#### TO BE DONE:
From the listing below, extract each line containing the string "neige".
***** RECORDS SHOWN
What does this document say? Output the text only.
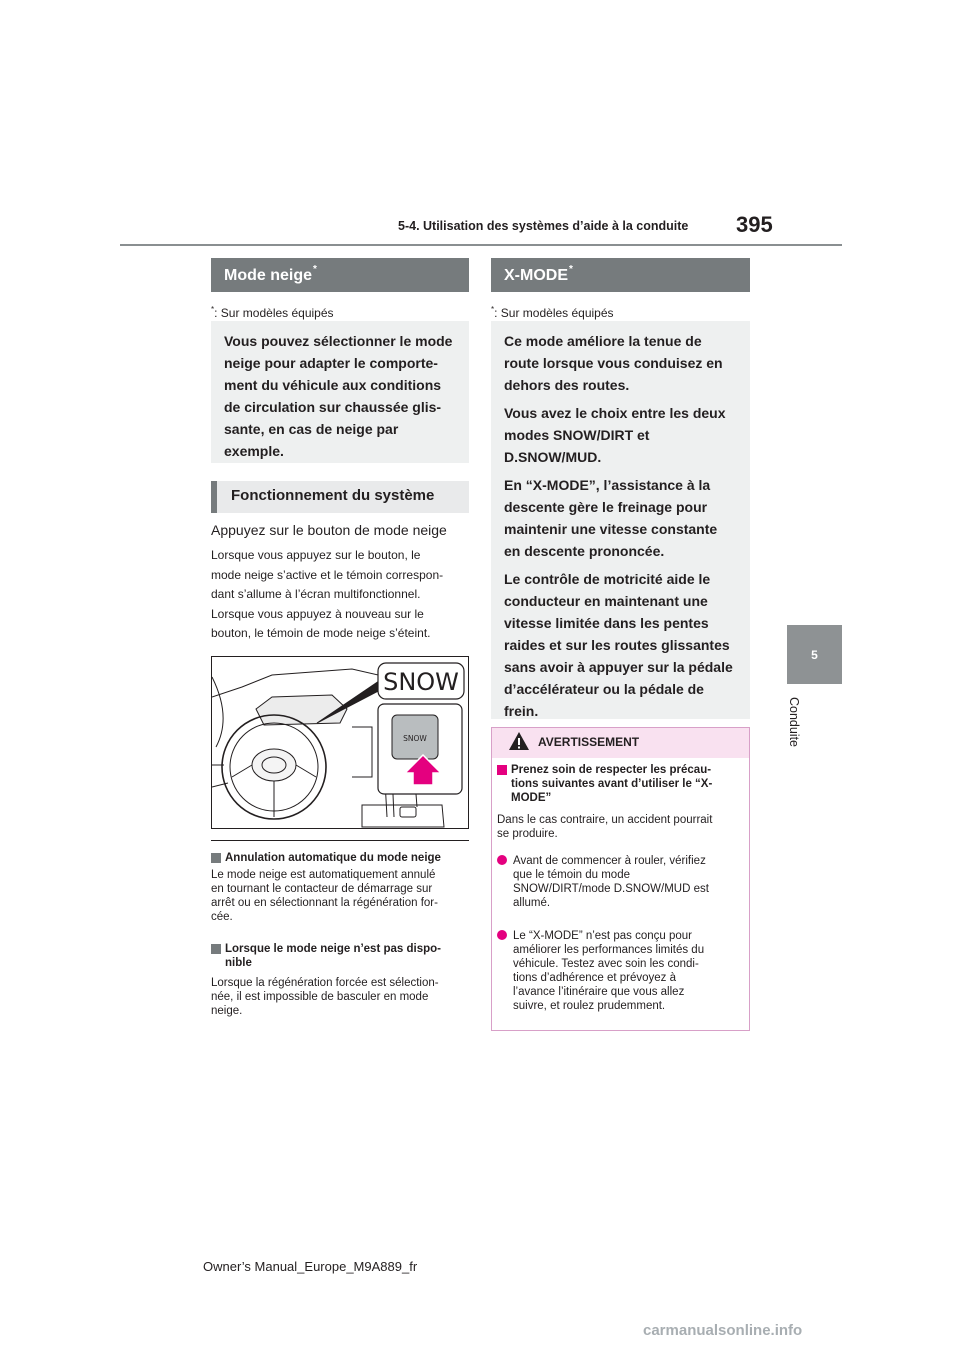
395
5-4. Utilisation des systèmes d’aide à la conduite
5
Conduite
Mode neige*
*: Sur modèles équipés

Vous pouvez sélectionner le mode

neige pour adapter le comporte-

ment du véhicule aux conditions

de circulation sur chaussée glis-

sante, en cas de neige par

exemple.

Fonctionnement du système
Appuyez sur le bouton de mode neige

Lorsque vous appuyez sur le bouton, le

mode neige s’active et le témoin correspon-

dant s’allume à l’écran multifonctionnel.

Lorsque vous appuyez à nouveau sur le

bouton, le témoin de mode neige s’éteint.

SNOW
SNOW
Annulation automatique du mode neige

Le mode neige est automatiquement annulé

en tournant le contacteur de démarrage sur

arrêt ou en sélectionnant la régénération for-

cée.

Lorsque le mode neige n’est pas dispo-
nible

Lorsque la régénération forcée est sélection-

née, il est impossible de basculer en mode

neige.

X-MODE*
*: Sur modèles équipés

Ce mode améliore la tenue de

route lorsque vous conduisez en

dehors des routes.

Vous avez le choix entre les deux

modes SNOW/DIRT et

D.SNOW/MUD.

En “X-MODE”, l’assistance à la

descente gère le freinage pour

maintenir une vitesse constante

en descente prononcée.

Le contrôle de motricité aide le

conducteur en maintenant une

vitesse limitée dans les pentes

raides et sur les routes glissantes

sans avoir à appuyer sur la pédale

d’accélérateur ou la pédale de

frein.

AVERTISSEMENT
Prenez soin de respecter les précau-
tions suivantes avant d’utiliser le “X-
MODE”

Dans le cas contraire, un accident pourrait

se produire.

Avant de commencer à rouler, vérifiez

que le témoin du mode

SNOW/DIRT/mode D.SNOW/MUD est

allumé.

Le “X-MODE” n’est pas conçu pour

améliorer les performances limités du

véhicule. Testez avec soin les condi-

tions d’adhérence et prévoyez à

l’avance l’itinéraire que vous allez

suivre, et roulez prudemment.

Owner’s Manual_Europe_M9A889_fr
carmanualsonline.info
**********
#### RESULT OF THE EXERCISE:
Mode neige*
neige pour adapter le comporte-
sante, en cas de neige par
Appuyez sur le bouton de mode neige
mode neige s’active et le témoin correspon-
bouton, le témoin de mode neige s’éteint.
Annulation automatique du mode neige
Le mode neige est automatiquement annulé
Lorsque le mode neige n’est pas dispo-
neige.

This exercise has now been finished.